_WHAT YOU WILL DO_: Identify all lines below that hold "chevron" and collect them.

Begin

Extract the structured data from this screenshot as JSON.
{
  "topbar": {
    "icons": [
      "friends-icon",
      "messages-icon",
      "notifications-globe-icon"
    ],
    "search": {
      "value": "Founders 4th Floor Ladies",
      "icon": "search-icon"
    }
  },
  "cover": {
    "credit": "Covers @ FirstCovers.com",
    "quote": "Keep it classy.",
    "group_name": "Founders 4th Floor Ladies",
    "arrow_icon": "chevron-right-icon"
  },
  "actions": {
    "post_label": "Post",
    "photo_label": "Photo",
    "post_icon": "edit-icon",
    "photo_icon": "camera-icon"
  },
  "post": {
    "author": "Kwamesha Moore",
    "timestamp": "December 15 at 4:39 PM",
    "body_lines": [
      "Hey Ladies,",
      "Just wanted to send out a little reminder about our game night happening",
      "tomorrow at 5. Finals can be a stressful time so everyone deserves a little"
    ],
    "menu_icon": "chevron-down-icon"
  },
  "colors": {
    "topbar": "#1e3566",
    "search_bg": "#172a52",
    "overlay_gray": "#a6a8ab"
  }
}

End
Begin

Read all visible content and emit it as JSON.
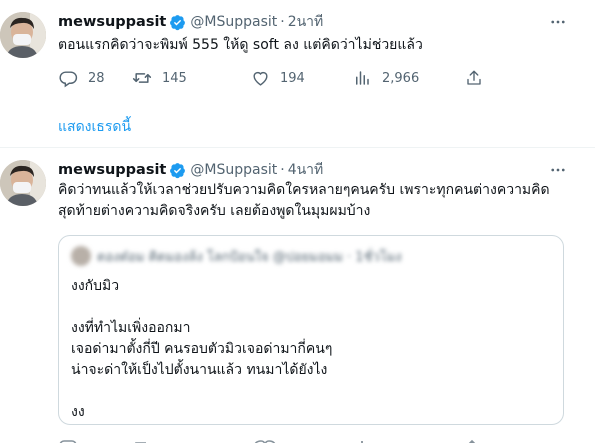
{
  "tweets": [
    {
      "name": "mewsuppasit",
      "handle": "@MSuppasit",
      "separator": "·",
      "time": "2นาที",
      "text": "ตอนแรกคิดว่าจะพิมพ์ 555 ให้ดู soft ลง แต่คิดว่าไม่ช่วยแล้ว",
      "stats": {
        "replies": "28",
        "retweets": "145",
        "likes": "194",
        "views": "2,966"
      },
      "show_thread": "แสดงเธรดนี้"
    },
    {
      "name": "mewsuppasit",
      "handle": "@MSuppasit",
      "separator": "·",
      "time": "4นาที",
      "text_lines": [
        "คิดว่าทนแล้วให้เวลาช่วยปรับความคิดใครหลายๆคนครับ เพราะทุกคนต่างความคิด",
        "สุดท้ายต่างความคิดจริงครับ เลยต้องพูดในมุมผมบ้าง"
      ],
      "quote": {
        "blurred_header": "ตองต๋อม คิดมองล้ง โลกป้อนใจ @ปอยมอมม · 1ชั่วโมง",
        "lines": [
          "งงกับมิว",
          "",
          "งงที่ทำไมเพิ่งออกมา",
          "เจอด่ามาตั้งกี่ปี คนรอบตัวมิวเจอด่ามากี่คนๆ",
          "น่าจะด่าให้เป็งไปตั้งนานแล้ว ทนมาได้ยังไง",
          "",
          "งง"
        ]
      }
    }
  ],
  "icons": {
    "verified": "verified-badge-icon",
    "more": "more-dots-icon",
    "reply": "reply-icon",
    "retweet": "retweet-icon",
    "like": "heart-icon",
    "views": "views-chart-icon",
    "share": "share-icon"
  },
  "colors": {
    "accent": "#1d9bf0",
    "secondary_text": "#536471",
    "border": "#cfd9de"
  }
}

End

_SOLUTION BELOW_:
    "arrow_icon": "chevron-right-icon"
    "menu_icon": "chevron-down-icon"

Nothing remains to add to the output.